__TO BE DONE__. Below is a set of records; restate each one word for word.

Some records
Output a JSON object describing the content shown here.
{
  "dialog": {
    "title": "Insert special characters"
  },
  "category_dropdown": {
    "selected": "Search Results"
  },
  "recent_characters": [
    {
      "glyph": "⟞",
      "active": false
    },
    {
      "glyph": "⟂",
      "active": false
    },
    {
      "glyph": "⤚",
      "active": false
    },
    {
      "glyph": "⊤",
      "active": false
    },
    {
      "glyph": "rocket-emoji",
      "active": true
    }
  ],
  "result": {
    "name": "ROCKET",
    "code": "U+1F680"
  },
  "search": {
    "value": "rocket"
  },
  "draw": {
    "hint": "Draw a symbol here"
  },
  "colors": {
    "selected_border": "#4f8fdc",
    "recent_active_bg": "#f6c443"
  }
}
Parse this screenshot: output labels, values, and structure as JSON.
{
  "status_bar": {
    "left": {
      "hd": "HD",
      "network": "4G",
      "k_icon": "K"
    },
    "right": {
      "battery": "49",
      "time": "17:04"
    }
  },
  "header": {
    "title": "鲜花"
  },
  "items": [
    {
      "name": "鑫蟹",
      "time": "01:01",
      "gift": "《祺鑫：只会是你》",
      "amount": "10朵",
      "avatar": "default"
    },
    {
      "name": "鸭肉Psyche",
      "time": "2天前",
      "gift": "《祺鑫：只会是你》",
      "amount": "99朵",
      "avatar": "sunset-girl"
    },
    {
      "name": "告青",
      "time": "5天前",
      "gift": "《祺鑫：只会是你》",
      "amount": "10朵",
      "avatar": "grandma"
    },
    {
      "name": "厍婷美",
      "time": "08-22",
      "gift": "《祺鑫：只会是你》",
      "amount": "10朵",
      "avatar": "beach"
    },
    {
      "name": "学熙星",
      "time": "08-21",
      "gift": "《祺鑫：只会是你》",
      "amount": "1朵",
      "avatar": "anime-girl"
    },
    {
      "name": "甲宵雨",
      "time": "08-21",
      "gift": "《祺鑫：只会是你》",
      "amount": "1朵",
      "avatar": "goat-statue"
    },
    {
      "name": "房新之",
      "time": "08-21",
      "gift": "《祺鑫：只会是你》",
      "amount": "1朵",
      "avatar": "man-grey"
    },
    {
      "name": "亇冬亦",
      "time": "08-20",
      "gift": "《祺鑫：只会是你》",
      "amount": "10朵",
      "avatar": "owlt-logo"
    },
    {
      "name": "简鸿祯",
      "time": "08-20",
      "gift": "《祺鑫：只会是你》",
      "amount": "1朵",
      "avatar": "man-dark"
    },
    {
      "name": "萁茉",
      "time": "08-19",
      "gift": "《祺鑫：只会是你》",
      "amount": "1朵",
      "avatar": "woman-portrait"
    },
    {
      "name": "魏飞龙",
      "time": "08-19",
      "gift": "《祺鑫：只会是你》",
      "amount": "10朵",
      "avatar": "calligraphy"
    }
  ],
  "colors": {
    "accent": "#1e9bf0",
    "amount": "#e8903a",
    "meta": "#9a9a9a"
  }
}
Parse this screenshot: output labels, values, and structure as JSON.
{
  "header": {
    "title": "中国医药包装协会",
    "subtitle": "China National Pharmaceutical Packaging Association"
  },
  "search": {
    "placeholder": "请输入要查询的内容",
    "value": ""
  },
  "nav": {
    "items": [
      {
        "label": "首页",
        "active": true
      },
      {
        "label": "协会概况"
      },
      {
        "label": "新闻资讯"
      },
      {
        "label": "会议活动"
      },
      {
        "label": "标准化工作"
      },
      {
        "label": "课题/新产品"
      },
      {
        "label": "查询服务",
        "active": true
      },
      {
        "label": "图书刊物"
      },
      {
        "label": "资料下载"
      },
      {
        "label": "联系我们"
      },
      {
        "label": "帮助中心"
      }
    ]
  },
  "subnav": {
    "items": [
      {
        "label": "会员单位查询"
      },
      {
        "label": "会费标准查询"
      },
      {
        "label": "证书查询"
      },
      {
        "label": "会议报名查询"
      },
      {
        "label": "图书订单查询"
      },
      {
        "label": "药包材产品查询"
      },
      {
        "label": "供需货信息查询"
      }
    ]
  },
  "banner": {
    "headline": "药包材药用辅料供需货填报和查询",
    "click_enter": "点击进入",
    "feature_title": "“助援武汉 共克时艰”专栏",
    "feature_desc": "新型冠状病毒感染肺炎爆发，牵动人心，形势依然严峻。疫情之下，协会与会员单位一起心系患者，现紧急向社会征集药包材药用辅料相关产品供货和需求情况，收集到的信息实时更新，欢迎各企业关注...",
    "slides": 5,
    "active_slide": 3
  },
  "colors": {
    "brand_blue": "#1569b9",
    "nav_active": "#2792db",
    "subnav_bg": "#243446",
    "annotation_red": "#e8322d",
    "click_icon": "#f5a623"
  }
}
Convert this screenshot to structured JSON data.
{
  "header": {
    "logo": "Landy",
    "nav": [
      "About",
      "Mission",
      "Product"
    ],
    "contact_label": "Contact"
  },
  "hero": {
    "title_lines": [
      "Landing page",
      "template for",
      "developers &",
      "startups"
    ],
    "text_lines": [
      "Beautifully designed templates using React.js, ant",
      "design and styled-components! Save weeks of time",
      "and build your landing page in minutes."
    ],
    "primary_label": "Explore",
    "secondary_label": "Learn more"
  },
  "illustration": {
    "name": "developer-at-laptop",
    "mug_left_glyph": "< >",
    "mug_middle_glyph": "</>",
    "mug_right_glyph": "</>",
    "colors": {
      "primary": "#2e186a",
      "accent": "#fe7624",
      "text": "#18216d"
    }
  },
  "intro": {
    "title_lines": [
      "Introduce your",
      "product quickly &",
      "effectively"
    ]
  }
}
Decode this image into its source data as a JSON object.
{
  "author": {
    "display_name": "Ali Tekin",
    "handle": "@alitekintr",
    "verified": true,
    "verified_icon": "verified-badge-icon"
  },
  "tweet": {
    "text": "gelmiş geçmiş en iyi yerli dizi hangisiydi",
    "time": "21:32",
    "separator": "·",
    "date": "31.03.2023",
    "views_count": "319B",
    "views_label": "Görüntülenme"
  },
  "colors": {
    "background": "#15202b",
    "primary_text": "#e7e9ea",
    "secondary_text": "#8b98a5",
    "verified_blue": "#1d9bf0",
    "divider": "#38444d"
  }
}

__CORRECT RESPONSE__.
Output a JSON object describing the content shown here.
{
  "dialog": {
    "title": "Insert special characters"
  },
  "category_dropdown": {
    "selected": "Search Results"
  },
  "recent_characters": [
    {
      "glyph": "⟞",
      "active": false
    },
    {
      "glyph": "⟂",
      "active": false
    },
    {
      "glyph": "⤚",
      "active": false
    },
    {
      "glyph": "⊤",
      "active": false
    },
    {
      "glyph": "rocket-emoji",
      "active": true
    }
  ],
  "result": {
    "name": "ROCKET",
    "code": "U+1F680"
  },
  "search": {
    "value": "rocket"
  },
  "draw": {
    "hint": "Draw a symbol here"
  },
  "colors": {
    "selected_border": "#4f8fdc",
    "recent_active_bg": "#f6c443"
  }
}
Parse this screenshot: output labels, values, and structure as JSON.
{
  "status_bar": {
    "left": {
      "hd": "HD",
      "network": "4G",
      "k_icon": "K"
    },
    "right": {
      "battery": "49",
      "time": "17:04"
    }
  },
  "header": {
    "title": "鲜花"
  },
  "items": [
    {
      "name": "鑫蟹",
      "time": "01:01",
      "gift": "《祺鑫：只会是你》",
      "amount": "10朵",
      "avatar": "default"
    },
    {
      "name": "鸭肉Psyche",
      "time": "2天前",
      "gift": "《祺鑫：只会是你》",
      "amount": "99朵",
      "avatar": "sunset-girl"
    },
    {
      "name": "告青",
      "time": "5天前",
      "gift": "《祺鑫：只会是你》",
      "amount": "10朵",
      "avatar": "grandma"
    },
    {
      "name": "厍婷美",
      "time": "08-22",
      "gift": "《祺鑫：只会是你》",
      "amount": "10朵",
      "avatar": "beach"
    },
    {
      "name": "学熙星",
      "time": "08-21",
      "gift": "《祺鑫：只会是你》",
      "amount": "1朵",
      "avatar": "anime-girl"
    },
    {
      "name": "甲宵雨",
      "time": "08-21",
      "gift": "《祺鑫：只会是你》",
      "amount": "1朵",
      "avatar": "goat-statue"
    },
    {
      "name": "房新之",
      "time": "08-21",
      "gift": "《祺鑫：只会是你》",
      "amount": "1朵",
      "avatar": "man-grey"
    },
    {
      "name": "亇冬亦",
      "time": "08-20",
      "gift": "《祺鑫：只会是你》",
      "amount": "10朵",
      "avatar": "owlt-logo"
    },
    {
      "name": "简鸿祯",
      "time": "08-20",
      "gift": "《祺鑫：只会是你》",
      "amount": "1朵",
      "avatar": "man-dark"
    },
    {
      "name": "萁茉",
      "time": "08-19",
      "gift": "《祺鑫：只会是你》",
      "amount": "1朵",
      "avatar": "woman-portrait"
    },
    {
      "name": "魏飞龙",
      "time": "08-19",
      "gift": "《祺鑫：只会是你》",
      "amount": "10朵",
      "avatar": "calligraphy"
    }
  ],
  "colors": {
    "accent": "#1e9bf0",
    "amount": "#e8903a",
    "meta": "#9a9a9a"
  }
}
Parse this screenshot: output labels, values, and structure as JSON.
{
  "header": {
    "title": "中国医药包装协会",
    "subtitle": "China National Pharmaceutical Packaging Association"
  },
  "search": {
    "placeholder": "请输入要查询的内容",
    "value": ""
  },
  "nav": {
    "items": [
      {
        "label": "首页",
        "active": true
      },
      {
        "label": "协会概况"
      },
      {
        "label": "新闻资讯"
      },
      {
        "label": "会议活动"
      },
      {
        "label": "标准化工作"
      },
      {
        "label": "课题/新产品"
      },
      {
        "label": "查询服务",
        "active": true
      },
      {
        "label": "图书刊物"
      },
      {
        "label": "资料下载"
      },
      {
        "label": "联系我们"
      },
      {
        "label": "帮助中心"
      }
    ]
  },
  "subnav": {
    "items": [
      {
        "label": "会员单位查询"
      },
      {
        "label": "会费标准查询"
      },
      {
        "label": "证书查询"
      },
      {
        "label": "会议报名查询"
      },
      {
        "label": "图书订单查询"
      },
      {
        "label": "药包材产品查询"
      },
      {
        "label": "供需货信息查询"
      }
    ]
  },
  "banner": {
    "headline": "药包材药用辅料供需货填报和查询",
    "click_enter": "点击进入",
    "feature_title": "“助援武汉 共克时艰”专栏",
    "feature_desc": "新型冠状病毒感染肺炎爆发，牵动人心，形势依然严峻。疫情之下，协会与会员单位一起心系患者，现紧急向社会征集药包材药用辅料相关产品供货和需求情况，收集到的信息实时更新，欢迎各企业关注...",
    "slides": 5,
    "active_slide": 3
  },
  "colors": {
    "brand_blue": "#1569b9",
    "nav_active": "#2792db",
    "subnav_bg": "#243446",
    "annotation_red": "#e8322d",
    "click_icon": "#f5a623"
  }
}
Convert this screenshot to structured JSON data.
{
  "header": {
    "logo": "Landy",
    "nav": [
      "About",
      "Mission",
      "Product"
    ],
    "contact_label": "Contact"
  },
  "hero": {
    "title_lines": [
      "Landing page",
      "template for",
      "developers &",
      "startups"
    ],
    "text_lines": [
      "Beautifully designed templates using React.js, ant",
      "design and styled-components! Save weeks of time",
      "and build your landing page in minutes."
    ],
    "primary_label": "Explore",
    "secondary_label": "Learn more"
  },
  "illustration": {
    "name": "developer-at-laptop",
    "mug_left_glyph": "< >",
    "mug_middle_glyph": "</>",
    "mug_right_glyph": "</>",
    "colors": {
      "primary": "#2e186a",
      "accent": "#fe7624",
      "text": "#18216d"
    }
  },
  "intro": {
    "title_lines": [
      "Introduce your",
      "product quickly &",
      "effectively"
    ]
  }
}
Decode this image into its source data as a JSON object.
{
  "author": {
    "display_name": "Ali Tekin",
    "handle": "@alitekintr",
    "verified": true,
    "verified_icon": "verified-badge-icon"
  },
  "tweet": {
    "text": "gelmiş geçmiş en iyi yerli dizi hangisiydi",
    "time": "21:32",
    "separator": "·",
    "date": "31.03.2023",
    "views_count": "319B",
    "views_label": "Görüntülenme"
  },
  "colors": {
    "background": "#15202b",
    "primary_text": "#e7e9ea",
    "secondary_text": "#8b98a5",
    "verified_blue": "#1d9bf0",
    "divider": "#38444d"
  }
}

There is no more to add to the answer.